To do
Below are the records; copy each line in them that holds the word "type".

►

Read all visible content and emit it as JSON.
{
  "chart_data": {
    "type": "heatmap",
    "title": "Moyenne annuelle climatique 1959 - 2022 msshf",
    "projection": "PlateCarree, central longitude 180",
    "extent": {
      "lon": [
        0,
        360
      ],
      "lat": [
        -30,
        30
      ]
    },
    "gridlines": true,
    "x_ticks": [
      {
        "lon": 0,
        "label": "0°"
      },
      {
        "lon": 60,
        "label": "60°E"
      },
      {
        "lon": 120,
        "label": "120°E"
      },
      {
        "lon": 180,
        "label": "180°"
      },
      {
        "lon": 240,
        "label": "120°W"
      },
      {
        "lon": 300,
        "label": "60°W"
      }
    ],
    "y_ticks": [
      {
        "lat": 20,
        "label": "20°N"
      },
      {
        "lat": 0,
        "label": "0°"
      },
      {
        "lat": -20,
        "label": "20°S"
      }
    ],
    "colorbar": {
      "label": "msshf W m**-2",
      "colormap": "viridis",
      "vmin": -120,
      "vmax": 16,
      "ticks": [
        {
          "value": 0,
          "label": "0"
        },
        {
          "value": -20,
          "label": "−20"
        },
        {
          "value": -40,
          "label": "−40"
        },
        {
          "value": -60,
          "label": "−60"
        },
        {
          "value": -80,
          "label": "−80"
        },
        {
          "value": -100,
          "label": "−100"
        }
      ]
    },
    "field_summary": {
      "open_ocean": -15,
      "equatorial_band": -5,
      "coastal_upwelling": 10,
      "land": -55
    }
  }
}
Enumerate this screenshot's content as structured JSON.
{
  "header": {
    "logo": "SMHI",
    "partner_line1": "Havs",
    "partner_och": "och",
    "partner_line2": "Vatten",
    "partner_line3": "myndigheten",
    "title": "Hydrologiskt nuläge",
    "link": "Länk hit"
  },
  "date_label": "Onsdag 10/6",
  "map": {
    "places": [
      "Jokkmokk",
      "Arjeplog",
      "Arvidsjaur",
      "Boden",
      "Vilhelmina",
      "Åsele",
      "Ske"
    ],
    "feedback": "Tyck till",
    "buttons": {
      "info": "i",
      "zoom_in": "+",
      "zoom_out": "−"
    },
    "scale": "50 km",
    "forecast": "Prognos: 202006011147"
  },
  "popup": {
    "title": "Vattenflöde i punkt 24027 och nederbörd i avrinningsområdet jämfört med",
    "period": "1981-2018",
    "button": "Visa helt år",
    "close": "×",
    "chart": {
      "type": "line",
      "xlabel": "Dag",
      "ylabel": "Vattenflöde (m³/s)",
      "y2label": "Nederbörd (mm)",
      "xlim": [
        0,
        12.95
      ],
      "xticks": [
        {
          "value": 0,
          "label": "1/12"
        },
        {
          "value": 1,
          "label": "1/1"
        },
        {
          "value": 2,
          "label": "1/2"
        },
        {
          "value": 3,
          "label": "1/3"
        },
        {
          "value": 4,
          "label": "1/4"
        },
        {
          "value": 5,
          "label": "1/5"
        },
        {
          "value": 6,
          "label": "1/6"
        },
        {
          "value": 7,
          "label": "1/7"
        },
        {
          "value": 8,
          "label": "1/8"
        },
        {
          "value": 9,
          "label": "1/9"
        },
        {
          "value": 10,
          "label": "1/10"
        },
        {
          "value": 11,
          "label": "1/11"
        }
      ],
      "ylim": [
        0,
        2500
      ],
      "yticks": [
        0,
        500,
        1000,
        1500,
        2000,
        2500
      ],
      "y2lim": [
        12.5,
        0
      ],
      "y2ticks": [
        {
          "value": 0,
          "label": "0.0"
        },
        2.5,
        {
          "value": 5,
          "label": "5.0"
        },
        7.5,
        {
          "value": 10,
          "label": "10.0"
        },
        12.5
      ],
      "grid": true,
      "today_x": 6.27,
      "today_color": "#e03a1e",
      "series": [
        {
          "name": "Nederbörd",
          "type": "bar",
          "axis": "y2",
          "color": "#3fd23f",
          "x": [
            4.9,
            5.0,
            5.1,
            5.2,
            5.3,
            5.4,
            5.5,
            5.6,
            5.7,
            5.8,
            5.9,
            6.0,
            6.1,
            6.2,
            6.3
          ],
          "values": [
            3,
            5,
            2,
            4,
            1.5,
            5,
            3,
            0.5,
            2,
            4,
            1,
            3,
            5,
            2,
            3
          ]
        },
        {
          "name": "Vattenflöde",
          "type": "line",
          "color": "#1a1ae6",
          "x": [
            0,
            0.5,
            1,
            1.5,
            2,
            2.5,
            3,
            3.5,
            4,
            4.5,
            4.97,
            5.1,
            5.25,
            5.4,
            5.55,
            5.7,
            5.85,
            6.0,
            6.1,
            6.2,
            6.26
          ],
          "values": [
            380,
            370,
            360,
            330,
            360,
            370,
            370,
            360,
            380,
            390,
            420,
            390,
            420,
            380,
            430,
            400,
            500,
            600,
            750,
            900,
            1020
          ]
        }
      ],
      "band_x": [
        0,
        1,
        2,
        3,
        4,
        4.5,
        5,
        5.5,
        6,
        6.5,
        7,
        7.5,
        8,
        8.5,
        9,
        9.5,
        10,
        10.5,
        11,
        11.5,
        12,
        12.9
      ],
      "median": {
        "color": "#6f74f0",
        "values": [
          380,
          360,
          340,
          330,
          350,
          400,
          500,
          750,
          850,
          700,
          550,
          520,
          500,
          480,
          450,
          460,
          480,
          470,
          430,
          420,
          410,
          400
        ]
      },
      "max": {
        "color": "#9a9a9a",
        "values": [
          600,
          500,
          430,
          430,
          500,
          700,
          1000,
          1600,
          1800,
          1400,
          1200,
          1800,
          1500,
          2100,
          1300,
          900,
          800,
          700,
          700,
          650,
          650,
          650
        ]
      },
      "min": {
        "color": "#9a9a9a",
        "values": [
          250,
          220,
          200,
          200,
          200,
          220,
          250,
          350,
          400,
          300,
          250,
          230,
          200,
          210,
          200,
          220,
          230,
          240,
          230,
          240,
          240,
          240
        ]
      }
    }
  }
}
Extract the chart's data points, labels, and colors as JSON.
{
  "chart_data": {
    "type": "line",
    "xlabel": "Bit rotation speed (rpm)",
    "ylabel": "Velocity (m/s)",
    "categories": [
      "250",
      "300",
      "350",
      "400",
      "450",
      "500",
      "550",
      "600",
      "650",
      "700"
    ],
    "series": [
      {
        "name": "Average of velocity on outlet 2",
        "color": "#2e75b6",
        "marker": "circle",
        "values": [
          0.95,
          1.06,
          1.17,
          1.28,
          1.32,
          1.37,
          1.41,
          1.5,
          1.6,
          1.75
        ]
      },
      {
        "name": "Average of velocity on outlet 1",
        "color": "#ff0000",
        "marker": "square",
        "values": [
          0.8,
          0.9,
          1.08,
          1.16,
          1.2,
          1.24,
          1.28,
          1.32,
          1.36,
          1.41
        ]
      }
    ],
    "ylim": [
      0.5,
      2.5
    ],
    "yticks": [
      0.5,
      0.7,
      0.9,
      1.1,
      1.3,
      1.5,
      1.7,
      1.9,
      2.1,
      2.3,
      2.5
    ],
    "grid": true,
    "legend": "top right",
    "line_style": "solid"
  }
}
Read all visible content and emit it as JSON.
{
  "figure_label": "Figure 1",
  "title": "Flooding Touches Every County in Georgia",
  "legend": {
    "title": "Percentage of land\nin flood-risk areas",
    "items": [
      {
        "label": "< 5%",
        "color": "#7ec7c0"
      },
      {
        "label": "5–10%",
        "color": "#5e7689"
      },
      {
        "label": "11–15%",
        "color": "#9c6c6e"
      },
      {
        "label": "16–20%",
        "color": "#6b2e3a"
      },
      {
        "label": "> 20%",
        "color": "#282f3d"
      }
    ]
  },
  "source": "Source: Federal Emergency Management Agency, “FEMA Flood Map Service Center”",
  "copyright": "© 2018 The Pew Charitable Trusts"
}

◄

Written reply
    "type": "heatmap",
      "type": "line",
          "type": "bar",
          "type": "line",
    "type": "line",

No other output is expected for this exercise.